Required task: Reproduce the data exactly.

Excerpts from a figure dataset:
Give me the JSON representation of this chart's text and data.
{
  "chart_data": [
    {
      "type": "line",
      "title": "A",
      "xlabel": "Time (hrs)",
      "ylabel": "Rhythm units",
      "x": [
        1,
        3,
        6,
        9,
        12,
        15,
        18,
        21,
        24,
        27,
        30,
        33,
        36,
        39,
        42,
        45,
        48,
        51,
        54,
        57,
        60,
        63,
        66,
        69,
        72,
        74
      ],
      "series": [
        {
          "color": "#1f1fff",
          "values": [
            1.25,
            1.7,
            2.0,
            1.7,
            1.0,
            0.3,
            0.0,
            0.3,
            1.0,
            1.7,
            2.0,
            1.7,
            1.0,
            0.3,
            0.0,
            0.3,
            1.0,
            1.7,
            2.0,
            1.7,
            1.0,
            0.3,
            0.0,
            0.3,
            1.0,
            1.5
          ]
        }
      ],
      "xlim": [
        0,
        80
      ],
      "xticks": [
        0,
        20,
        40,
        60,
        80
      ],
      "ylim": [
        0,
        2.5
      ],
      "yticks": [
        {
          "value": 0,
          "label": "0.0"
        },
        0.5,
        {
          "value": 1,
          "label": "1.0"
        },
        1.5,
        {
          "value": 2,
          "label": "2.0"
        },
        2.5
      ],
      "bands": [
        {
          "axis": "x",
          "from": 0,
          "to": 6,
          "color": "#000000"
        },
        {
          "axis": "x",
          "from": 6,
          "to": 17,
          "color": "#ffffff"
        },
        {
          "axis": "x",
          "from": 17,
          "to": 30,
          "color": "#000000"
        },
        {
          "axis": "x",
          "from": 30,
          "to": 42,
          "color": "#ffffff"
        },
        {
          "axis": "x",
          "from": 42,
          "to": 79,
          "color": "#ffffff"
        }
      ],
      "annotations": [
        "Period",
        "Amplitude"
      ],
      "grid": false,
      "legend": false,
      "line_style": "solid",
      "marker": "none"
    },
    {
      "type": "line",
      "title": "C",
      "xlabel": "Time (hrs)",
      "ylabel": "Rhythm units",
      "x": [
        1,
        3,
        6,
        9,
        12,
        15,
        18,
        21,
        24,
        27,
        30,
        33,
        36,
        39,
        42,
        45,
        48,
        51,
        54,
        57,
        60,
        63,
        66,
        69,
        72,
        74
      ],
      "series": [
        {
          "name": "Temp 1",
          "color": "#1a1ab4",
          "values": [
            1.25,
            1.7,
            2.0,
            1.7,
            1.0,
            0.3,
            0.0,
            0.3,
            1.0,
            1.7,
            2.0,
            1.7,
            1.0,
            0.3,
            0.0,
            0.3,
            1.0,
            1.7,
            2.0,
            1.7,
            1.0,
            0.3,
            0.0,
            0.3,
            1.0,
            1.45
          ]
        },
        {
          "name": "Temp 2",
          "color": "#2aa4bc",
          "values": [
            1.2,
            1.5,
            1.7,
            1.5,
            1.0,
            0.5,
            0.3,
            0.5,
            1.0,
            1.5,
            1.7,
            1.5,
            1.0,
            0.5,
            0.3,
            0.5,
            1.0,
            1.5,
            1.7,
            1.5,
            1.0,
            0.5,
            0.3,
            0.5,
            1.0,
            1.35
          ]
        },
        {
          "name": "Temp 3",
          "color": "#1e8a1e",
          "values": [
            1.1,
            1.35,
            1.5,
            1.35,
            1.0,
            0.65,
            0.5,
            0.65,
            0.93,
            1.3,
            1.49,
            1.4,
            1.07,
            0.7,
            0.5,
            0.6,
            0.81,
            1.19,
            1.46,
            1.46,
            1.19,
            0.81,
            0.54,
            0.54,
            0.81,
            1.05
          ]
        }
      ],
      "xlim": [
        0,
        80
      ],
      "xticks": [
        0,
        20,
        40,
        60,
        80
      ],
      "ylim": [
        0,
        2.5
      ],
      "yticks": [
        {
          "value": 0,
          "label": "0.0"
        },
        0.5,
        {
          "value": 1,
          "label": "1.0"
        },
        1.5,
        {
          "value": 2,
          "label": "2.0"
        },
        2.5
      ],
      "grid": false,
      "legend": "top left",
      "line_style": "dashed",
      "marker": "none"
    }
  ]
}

Expected output:
Give me the JSON representation of this chart's text and data.
{
  "chart_data": [
    {
      "type": "line",
      "title": "A",
      "xlabel": "Time (hrs)",
      "ylabel": "Rhythm units",
      "x": [
        1,
        3,
        6,
        9,
        12,
        15,
        18,
        21,
        24,
        27,
        30,
        33,
        36,
        39,
        42,
        45,
        48,
        51,
        54,
        57,
        60,
        63,
        66,
        69,
        72,
        74
      ],
      "series": [
        {
          "color": "#1f1fff",
          "values": [
            1.25,
            1.7,
            2.0,
            1.7,
            1.0,
            0.3,
            0.0,
            0.3,
            1.0,
            1.7,
            2.0,
            1.7,
            1.0,
            0.3,
            0.0,
            0.3,
            1.0,
            1.7,
            2.0,
            1.7,
            1.0,
            0.3,
            0.0,
            0.3,
            1.0,
            1.5
          ]
        }
      ],
      "xlim": [
        0,
        80
      ],
      "xticks": [
        0,
        20,
        40,
        60,
        80
      ],
      "ylim": [
        0,
        2.5
      ],
      "yticks": [
        {
          "value": 0,
          "label": "0.0"
        },
        0.5,
        {
          "value": 1,
          "label": "1.0"
        },
        1.5,
        {
          "value": 2,
          "label": "2.0"
        },
        2.5
      ],
      "bands": [
        {
          "axis": "x",
          "from": 0,
          "to": 6,
          "color": "#000000"
        },
        {
          "axis": "x",
          "from": 6,
          "to": 17,
          "color": "#ffffff"
        },
        {
          "axis": "x",
          "from": 17,
          "to": 30,
          "color": "#000000"
        },
        {
          "axis": "x",
          "from": 30,
          "to": 42,
          "color": "#ffffff"
        },
        {
          "axis": "x",
          "from": 42,
          "to": 79,
          "color": "#ffffff"
        }
      ],
      "annotations": [
        "Period",
        "Amplitude"
      ],
      "grid": false,
      "legend": false,
      "line_style": "solid",
      "marker": "none"
    },
    {
      "type": "line",
      "title": "C",
      "xlabel": "Time (hrs)",
      "ylabel": "Rhythm units",
      "x": [
        1,
        3,
        6,
        9,
        12,
        15,
        18,
        21,
        24,
        27,
        30,
        33,
        36,
        39,
        42,
        45,
        48,
        51,
        54,
        57,
        60,
        63,
        66,
        69,
        72,
        74
      ],
      "series": [
        {
          "name": "Temp 1",
          "color": "#1a1ab4",
          "values": [
            1.25,
            1.7,
            2.0,
            1.7,
            1.0,
            0.3,
            0.0,
            0.3,
            1.0,
            1.7,
            2.0,
            1.7,
            1.0,
            0.3,
            0.0,
            0.3,
            1.0,
            1.7,
            2.0,
            1.7,
            1.0,
            0.3,
            0.0,
            0.3,
            1.0,
            1.45
          ]
        },
        {
          "name": "Temp 2",
          "color": "#2aa4bc",
          "values": [
            1.2,
            1.5,
            1.7,
            1.5,
            1.0,
            0.5,
            0.3,
            0.5,
            1.0,
            1.5,
            1.7,
            1.5,
            1.0,
            0.5,
            0.3,
            0.5,
            1.0,
            1.5,
            1.7,
            1.5,
            1.0,
            0.5,
            0.3,
            0.5,
            1.0,
            1.35
          ]
        },
        {
          "name": "Temp 3",
          "color": "#1e8a1e",
          "values": [
            1.1,
            1.35,
            1.5,
            1.35,
            1.0,
            0.65,
            0.5,
            0.65,
            0.93,
            1.3,
            1.49,
            1.4,
            1.07,
            0.7,
            0.5,
            0.6,
            0.81,
            1.19,
            1.46,
            1.46,
            1.19,
            0.81,
            0.54,
            0.54,
            0.81,
            1.05
          ]
        }
      ],
      "xlim": [
        0,
        80
      ],
      "xticks": [
        0,
        20,
        40,
        60,
        80
      ],
      "ylim": [
        0,
        2.5
      ],
      "yticks": [
        {
          "value": 0,
          "label": "0.0"
        },
        0.5,
        {
          "value": 1,
          "label": "1.0"
        },
        1.5,
        {
          "value": 2,
          "label": "2.0"
        },
        2.5
      ],
      "grid": false,
      "legend": "top left",
      "line_style": "dashed",
      "marker": "none"
    }
  ]
}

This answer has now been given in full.